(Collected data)

..............................

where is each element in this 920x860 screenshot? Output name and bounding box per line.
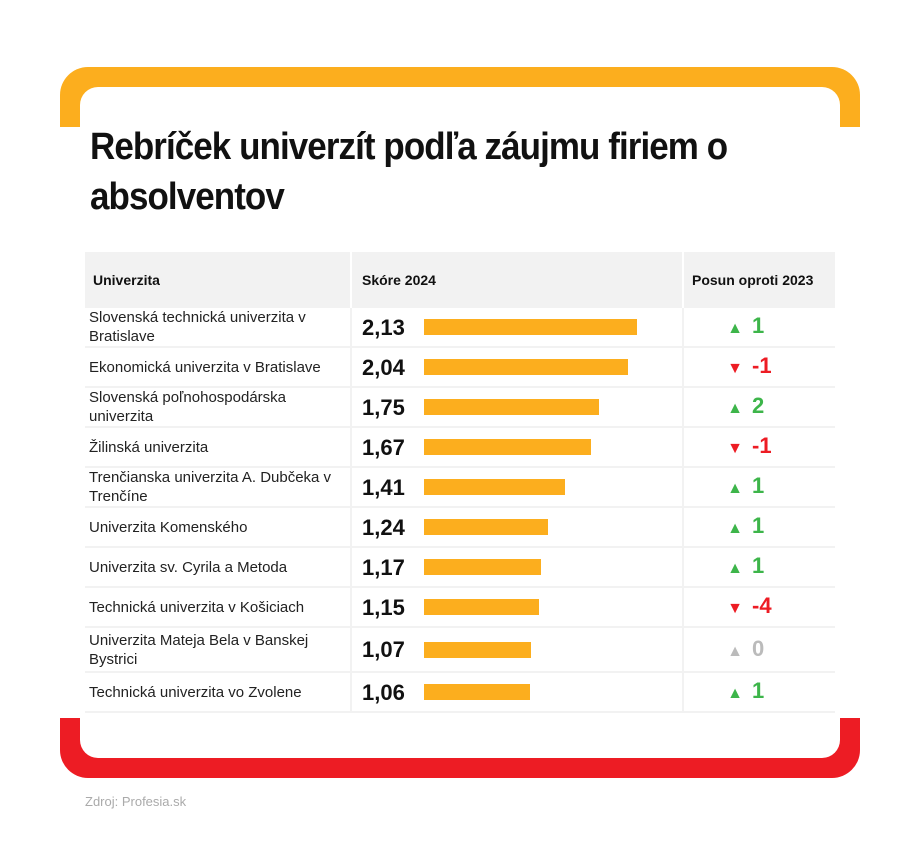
score-bar — [424, 559, 541, 576]
change-value: 1 — [752, 678, 765, 703]
change-cell: ▲ 1 — [683, 507, 835, 548]
table-row: Technická univerzita vo Zvolene 1,06 ▲ 1 — [85, 672, 835, 713]
score-bar — [424, 439, 591, 456]
score-value: 1,07 — [362, 637, 405, 663]
score-bar — [424, 599, 539, 616]
column-header-change: Posun oproti 2023 — [683, 252, 835, 308]
arrow-up-icon: ▲ — [727, 642, 743, 660]
table-row: Univerzita Komenského 1,24 ▲ 1 — [85, 507, 835, 548]
column-header-score: Skóre 2024 — [351, 252, 684, 308]
change-value: 1 — [752, 513, 765, 538]
university-name: Technická univerzita v Košiciach — [85, 587, 352, 628]
change-cell: ▼ -1 — [683, 347, 835, 388]
arrow-down-icon: ▼ — [727, 440, 743, 457]
change-cell: ▲ 2 — [683, 387, 835, 428]
arrow-up-icon: ▲ — [727, 400, 743, 417]
score-bar — [424, 641, 531, 658]
score-bar — [424, 319, 637, 336]
change-value: 1 — [752, 313, 765, 338]
score-bar — [424, 479, 565, 496]
score-bar — [424, 519, 548, 536]
score-cell: 1,17 — [351, 547, 684, 588]
university-name: Slovenská poľnohospodárska univerzita — [85, 387, 352, 428]
frame-inner — [80, 87, 840, 147]
score-value: 1,17 — [362, 554, 405, 580]
change-cell: ▲ 0 — [683, 627, 835, 673]
score-value: 1,24 — [362, 514, 405, 540]
university-name: Univerzita Komenského — [85, 507, 352, 548]
change-value: -1 — [752, 353, 772, 378]
university-name: Trenčianska univerzita A. Dubčeka v Tren… — [85, 467, 352, 508]
university-name: Slovenská technická univerzita v Bratisl… — [85, 308, 352, 348]
score-cell: 1,75 — [351, 387, 684, 428]
table-row: Univerzita sv. Cyrila a Metoda 1,17 ▲ 1 — [85, 547, 835, 588]
university-name: Univerzita sv. Cyrila a Metoda — [85, 547, 352, 588]
chart-title: Rebríček univerzít podľa záujmu firiem o… — [90, 126, 728, 218]
arrow-up-icon: ▲ — [727, 685, 743, 702]
arrow-down-icon: ▼ — [727, 600, 743, 617]
table-row: Slovenská poľnohospodárska univerzita 1,7… — [85, 387, 835, 428]
score-cell: 1,07 — [351, 627, 684, 673]
arrow-down-icon: ▼ — [727, 360, 743, 377]
table-row: Slovenská technická univerzita v Bratisl… — [85, 308, 835, 348]
score-cell: 1,15 — [351, 587, 684, 628]
table-row: Ekonomická univerzita v Bratislave 2,04 ▼ -… — [85, 347, 835, 388]
table-row: Univerzita Mateja Bela v Banskej Bystric… — [85, 627, 835, 673]
table-row: Trenčianska univerzita A. Dubčeka v Tren… — [85, 467, 835, 508]
score-cell: 2,13 — [351, 308, 684, 348]
score-bar — [424, 359, 628, 376]
arrow-up-icon: ▲ — [727, 320, 743, 337]
score-value: 1,06 — [362, 679, 405, 705]
change-value: 0 — [752, 635, 765, 661]
score-cell: 1,24 — [351, 507, 684, 548]
arrow-up-icon: ▲ — [727, 560, 743, 577]
table-row: Žilinská univerzita 1,67 ▼ -1 — [85, 427, 835, 468]
score-value: 1,41 — [362, 474, 405, 500]
change-value: -4 — [752, 593, 772, 618]
arrow-up-icon: ▲ — [727, 520, 743, 537]
change-value: 1 — [752, 553, 765, 578]
score-value: 2,04 — [362, 354, 405, 380]
university-name: Žilinská univerzita — [85, 427, 352, 468]
score-bar — [424, 684, 530, 701]
arrow-up-icon: ▲ — [727, 480, 743, 497]
score-value: 1,15 — [362, 594, 405, 620]
score-value: 1,75 — [362, 394, 405, 420]
score-bar — [424, 399, 599, 416]
university-name: Ekonomická univerzita v Bratislave — [85, 347, 352, 388]
score-value: 2,13 — [362, 314, 405, 340]
change-cell: ▼ -1 — [683, 427, 835, 468]
score-cell: 2,04 — [351, 347, 684, 388]
change-value: 1 — [752, 473, 765, 498]
change-value: 2 — [752, 393, 765, 418]
table-row: Technická univerzita v Košiciach 1,15 ▼ -4 — [85, 587, 835, 628]
change-cell: ▲ 1 — [683, 672, 835, 713]
change-cell: ▼ -4 — [683, 587, 835, 628]
score-cell: 1,06 — [351, 672, 684, 713]
score-value: 1,67 — [362, 434, 405, 460]
score-cell: 1,41 — [351, 467, 684, 508]
ranking-table: Univerzita Skóre 2024 Posun oproti 2023 … — [85, 252, 835, 713]
university-name: Technická univerzita vo Zvolene — [85, 672, 352, 713]
score-cell: 1,67 — [351, 427, 684, 468]
change-cell: ▲ 1 — [683, 308, 835, 348]
source-note: Zdroj: Profesia.sk — [85, 794, 187, 809]
change-value: -1 — [752, 433, 772, 458]
university-name: Univerzita Mateja Bela v Banskej Bystric… — [85, 627, 352, 673]
change-cell: ▲ 1 — [683, 467, 835, 508]
column-header-university: Univerzita — [85, 252, 352, 308]
change-cell: ▲ 1 — [683, 547, 835, 588]
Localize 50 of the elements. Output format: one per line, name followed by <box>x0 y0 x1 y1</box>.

..............................

Please lay out every line of the records above as a JSON list of strings, one string per line, skipping blank lines and leaving out the pictures.

[
  "where is each element in this 920x860 screenshot? Output name and bounding box per line.",
  "score-bar — [424, 559, 541, 576]",
  "change-value: 1 — [752, 678, 765, 703]",
  "change-cell: ▲ 1 — [683, 507, 835, 548]",
  "table-row: Technická univerzita vo Zvolene 1,06 ▲ 1 — [85, 672, 835, 713]",
  "score-bar — [424, 439, 591, 456]",
  "score-value: 1,07 — [362, 637, 405, 663]",
  "score-bar — [424, 599, 539, 616]",
  "column-header-change: Posun oproti 2023 — [683, 252, 835, 308]",
  "arrow-up-icon: ▲ — [727, 642, 743, 660]",
  "table-row: Univerzita Komenského 1,24 ▲ 1 — [85, 507, 835, 548]",
  "column-header-score: Skóre 2024 — [351, 252, 684, 308]",
  "change-value: 1 — [752, 513, 765, 538]",
  "university-name: Technická univerzita v Košiciach — [85, 587, 352, 628]",
  "change-cell: ▼ -1 — [683, 347, 835, 388]",
  "arrow-down-icon: ▼ — [727, 440, 743, 457]",
  "change-cell: ▲ 2 — [683, 387, 835, 428]",
  "arrow-up-icon: ▲ — [727, 400, 743, 417]",
  "score-bar — [424, 641, 531, 658]",
  "score-bar — [424, 319, 637, 336]",
  "change-value: 1 — [752, 313, 765, 338]",
  "score-bar — [424, 479, 565, 496]",
  "score-bar — [424, 519, 548, 536]",
  "score-cell: 1,17 — [351, 547, 684, 588]",
  "university-name: Slovenská poľnohospodárska univerzita — [85, 387, 352, 428]",
  "frame-inner — [80, 87, 840, 147]",
  "score-value: 1,17 — [362, 554, 405, 580]",
  "change-cell: ▲ 0 — [683, 627, 835, 673]",
  "score-value: 1,24 — [362, 514, 405, 540]",
  "university-name: Univerzita Komenského — [85, 507, 352, 548]",
  "change-value: -1 — [752, 353, 772, 378]",
  "university-name: Trenčianska univerzita A. Dubčeka v Tren… — [85, 467, 352, 508]",
  "university-name: Slovenská technická univerzita v Bratisl… — [85, 308, 352, 348]",
  "score-cell: 1,75 — [351, 387, 684, 428]",
  "table-row: Univerzita sv. Cyrila a Metoda 1,17 ▲ 1 — [85, 547, 835, 588]",
  "university-name: Univerzita sv. Cyrila a Metoda — [85, 547, 352, 588]",
  "chart-title: Rebríček univerzít podľa záujmu firiem o… — [90, 126, 728, 218]",
  "arrow-up-icon: ▲ — [727, 685, 743, 702]",
  "arrow-down-icon: ▼ — [727, 600, 743, 617]",
  "table-row: Slovenská poľnohospodárska univerzita 1,7… — [85, 387, 835, 428]",
  "score-cell: 1,07 — [351, 627, 684, 673]",
  "arrow-down-icon: ▼ — [727, 360, 743, 377]",
  "table-row: Slovenská technická univerzita v Bratisl… — [85, 308, 835, 348]",
  "score-cell: 1,15 — [351, 587, 684, 628]",
  "table-row: Ekonomická univerzita v Bratislave 2,04 ▼ -… — [85, 347, 835, 388]",
  "table-row: Univerzita Mateja Bela v Banskej Bystric… — [85, 627, 835, 673]",
  "table-row: Trenčianska univerzita A. Dubčeka v Tren… — [85, 467, 835, 508]",
  "score-cell: 2,13 — [351, 308, 684, 348]",
  "score-bar — [424, 359, 628, 376]",
  "arrow-up-icon: ▲ — [727, 320, 743, 337]",
  "score-value: 1,06 — [362, 679, 405, 705]",
  "change-value: 0 — [752, 635, 765, 661]",
  "score-cell: 1,24 — [351, 507, 684, 548]",
  "arrow-up-icon: ▲ — [727, 560, 743, 577]",
  "table-row: Žilinská univerzita 1,67 ▼ -1 — [85, 427, 835, 468]",
  "score-value: 1,41 — [362, 474, 405, 500]",
  "change-value: -4 — [752, 593, 772, 618]",
  "arrow-up-icon: ▲ — [727, 520, 743, 537]",
  "change-value: 1 — [752, 553, 765, 578]",
  "score-value: 2,04 — [362, 354, 405, 380]",
  "university-name: Žilinská univerzita — [85, 427, 352, 468]",
  "score-bar — [424, 684, 530, 701]",
  "arrow-up-icon: ▲ — [727, 480, 743, 497]",
  "score-value: 1,15 — [362, 594, 405, 620]",
  "score-value: 1,75 — [362, 394, 405, 420]",
  "score-bar — [424, 399, 599, 416]",
  "university-name: Ekonomická univerzita v Bratislave — [85, 347, 352, 388]",
  "score-value: 2,13 — [362, 314, 405, 340]",
  "change-cell: ▼ -1 — [683, 427, 835, 468]",
  "score-cell: 2,04 — [351, 347, 684, 388]",
  "change-value: 1 — [752, 473, 765, 498]",
  "change-value: 2 — [752, 393, 765, 418]",
  "table-row: Technická univerzita v Košiciach 1,15 ▼ -4 — [85, 587, 835, 628]",
  "change-cell: ▲ 1 — [683, 672, 835, 713]",
  "change-cell: ▼ -4 — [683, 587, 835, 628]",
  "score-cell: 1,06 — [351, 672, 684, 713]",
  "score-value: 1,67 — [362, 434, 405, 460]",
  "score-cell: 1,41 — [351, 467, 684, 508]",
  "ranking-table: Univerzita Skóre 2024 Posun oproti 2023 … — [85, 252, 835, 713]",
  "university-name: Technická univerzita vo Zvolene — [85, 672, 352, 713]",
  "score-cell: 1,67 — [351, 427, 684, 468]",
  "change-cell: ▲ 1 — [683, 308, 835, 348]",
  "source-note: Zdroj: Profesia.sk — [85, 794, 187, 809]",
  "change-value: -1 — [752, 433, 772, 458]",
  "university-name: Univerzita Mateja Bela v Banskej Bystric… — [85, 627, 352, 673]",
  "change-cell: ▲ 1 — [683, 467, 835, 508]",
  "column-header-university: Univerzita — [85, 252, 352, 308]",
  "change-cell: ▲ 1 — [683, 547, 835, 588]",
  "Localize 50 of the elements. Output format: one per line, name followed by <box>x0 y0 x1 y1</box>."
]